ABOUT THIS EXERCISE> Please return each record exactly as it stands.

DATASET EXTRACT>
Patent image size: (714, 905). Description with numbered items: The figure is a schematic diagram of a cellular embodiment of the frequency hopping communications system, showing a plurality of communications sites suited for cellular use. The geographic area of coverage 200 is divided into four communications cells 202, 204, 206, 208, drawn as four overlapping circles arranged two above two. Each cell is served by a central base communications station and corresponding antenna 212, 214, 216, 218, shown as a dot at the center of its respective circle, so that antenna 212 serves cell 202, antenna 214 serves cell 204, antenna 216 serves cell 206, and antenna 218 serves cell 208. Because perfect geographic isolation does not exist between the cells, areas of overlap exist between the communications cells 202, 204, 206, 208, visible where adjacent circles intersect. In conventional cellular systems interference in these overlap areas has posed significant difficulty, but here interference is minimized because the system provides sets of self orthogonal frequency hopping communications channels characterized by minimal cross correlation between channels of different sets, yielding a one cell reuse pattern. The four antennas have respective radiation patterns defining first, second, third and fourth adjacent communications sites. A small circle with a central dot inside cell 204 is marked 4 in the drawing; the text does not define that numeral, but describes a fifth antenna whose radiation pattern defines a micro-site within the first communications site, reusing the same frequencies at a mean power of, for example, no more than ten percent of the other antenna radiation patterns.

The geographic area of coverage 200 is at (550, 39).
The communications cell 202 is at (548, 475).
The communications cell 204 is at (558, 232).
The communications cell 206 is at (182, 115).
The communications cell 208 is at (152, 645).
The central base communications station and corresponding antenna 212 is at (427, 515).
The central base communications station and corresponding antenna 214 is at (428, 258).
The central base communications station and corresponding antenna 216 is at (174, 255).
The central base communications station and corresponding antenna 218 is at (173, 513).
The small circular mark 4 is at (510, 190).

OUTPUT FOR THIS TASK>
Patent image size: (714, 905). Description with numbered items: The figure is a schematic diagram of a cellular embodiment of the frequency hopping communications system, showing a plurality of communications sites suited for cellular use. The geographic area of coverage 200 is divided into four communications cells 202, 204, 206, 208, drawn as four overlapping circles arranged two above two. Each cell is served by a central base communications station and corresponding antenna 212, 214, 216, 218, shown as a dot at the center of its respective circle, so that antenna 212 serves cell 202, antenna 214 serves cell 204, antenna 216 serves cell 206, and antenna 218 serves cell 208. Because perfect geographic isolation does not exist between the cells, areas of overlap exist between the communications cells 202, 204, 206, 208, visible where adjacent circles intersect. In conventional cellular systems interference in these overlap areas has posed significant difficulty, but here interference is minimized because the system provides sets of self orthogonal frequency hopping communications channels characterized by minimal cross correlation between channels of different sets, yielding a one cell reuse pattern. The four antennas have respective radiation patterns defining first, second, third and fourth adjacent communications sites. A small circle with a central dot inside cell 204 is marked 4 in the drawing; the text does not define that numeral, but describes a fifth antenna whose radiation pattern defines a micro-site within the first communications site, reusing the same frequencies at a mean power of, for example, no more than ten percent of the other antenna radiation patterns.

The geographic area of coverage 200 is at (550, 39).
The communications cell 202 is at (548, 475).
The communications cell 204 is at (558, 232).
The communications cell 206 is at (182, 115).
The communications cell 208 is at (152, 645).
The central base communications station and corresponding antenna 212 is at (427, 515).
The central base communications station and corresponding antenna 214 is at (428, 258).
The central base communications station and corresponding antenna 216 is at (174, 255).
The central base communications station and corresponding antenna 218 is at (173, 513).
The small circular mark 4 is at (510, 190).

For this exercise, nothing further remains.